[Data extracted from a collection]
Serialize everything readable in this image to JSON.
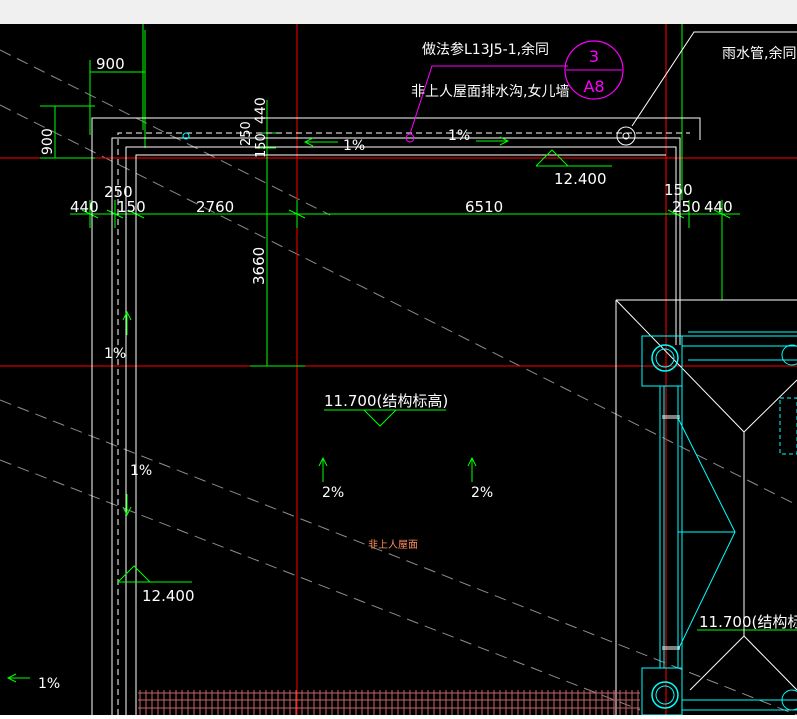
{
  "annotations": {
    "practice_note": "做法参L13J5-1,余同",
    "gutter_note": "非上人屋面排水沟,女儿墙",
    "downpipe_note": "雨水管,余同",
    "roof_type": "非上人屋面"
  },
  "index_mark": {
    "number": "3",
    "sheet": "A8"
  },
  "dimensions": {
    "d900_top": "900",
    "d900_left": "900",
    "d440_vert": "440",
    "d250_vert": "250",
    "d150_vert": "150",
    "d250_left": "250",
    "d440_left": "440",
    "d150_left": "150",
    "d2760": "2760",
    "d6510": "6510",
    "d150_right": "150",
    "d250_right": "250",
    "d440_right": "440",
    "d3660": "3660"
  },
  "elevations": {
    "top_right": "12.400",
    "bottom_left": "12.400",
    "structural_center": "11.700(结构标高)",
    "structural_right": "11.700(结构标"
  },
  "slopes": {
    "gutter_left": "1%",
    "gutter_right": "1%",
    "side_upper": "1%",
    "side_lower": "1%",
    "roof_left": "2%",
    "roof_right": "2%",
    "bottom_gutter": "1%"
  },
  "colors": {
    "background": "#000000",
    "wall": "#ffffff",
    "dimension": "#00ff00",
    "axis": "#ff0000",
    "annotation": "#ff00ff",
    "structure": "#00ffff",
    "roof_label": "#ff8c5a",
    "hatch": "#c86464"
  }
}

__Task goal__: Your task is to copy the entries in full and exactly, without any images.

__Result__:
Serialize everything readable in this image to JSON.
{
  "annotations": {
    "practice_note": "做法参L13J5-1,余同",
    "gutter_note": "非上人屋面排水沟,女儿墙",
    "downpipe_note": "雨水管,余同",
    "roof_type": "非上人屋面"
  },
  "index_mark": {
    "number": "3",
    "sheet": "A8"
  },
  "dimensions": {
    "d900_top": "900",
    "d900_left": "900",
    "d440_vert": "440",
    "d250_vert": "250",
    "d150_vert": "150",
    "d250_left": "250",
    "d440_left": "440",
    "d150_left": "150",
    "d2760": "2760",
    "d6510": "6510",
    "d150_right": "150",
    "d250_right": "250",
    "d440_right": "440",
    "d3660": "3660"
  },
  "elevations": {
    "top_right": "12.400",
    "bottom_left": "12.400",
    "structural_center": "11.700(结构标高)",
    "structural_right": "11.700(结构标"
  },
  "slopes": {
    "gutter_left": "1%",
    "gutter_right": "1%",
    "side_upper": "1%",
    "side_lower": "1%",
    "roof_left": "2%",
    "roof_right": "2%",
    "bottom_gutter": "1%"
  },
  "colors": {
    "background": "#000000",
    "wall": "#ffffff",
    "dimension": "#00ff00",
    "axis": "#ff0000",
    "annotation": "#ff00ff",
    "structure": "#00ffff",
    "roof_label": "#ff8c5a",
    "hatch": "#c86464"
  }
}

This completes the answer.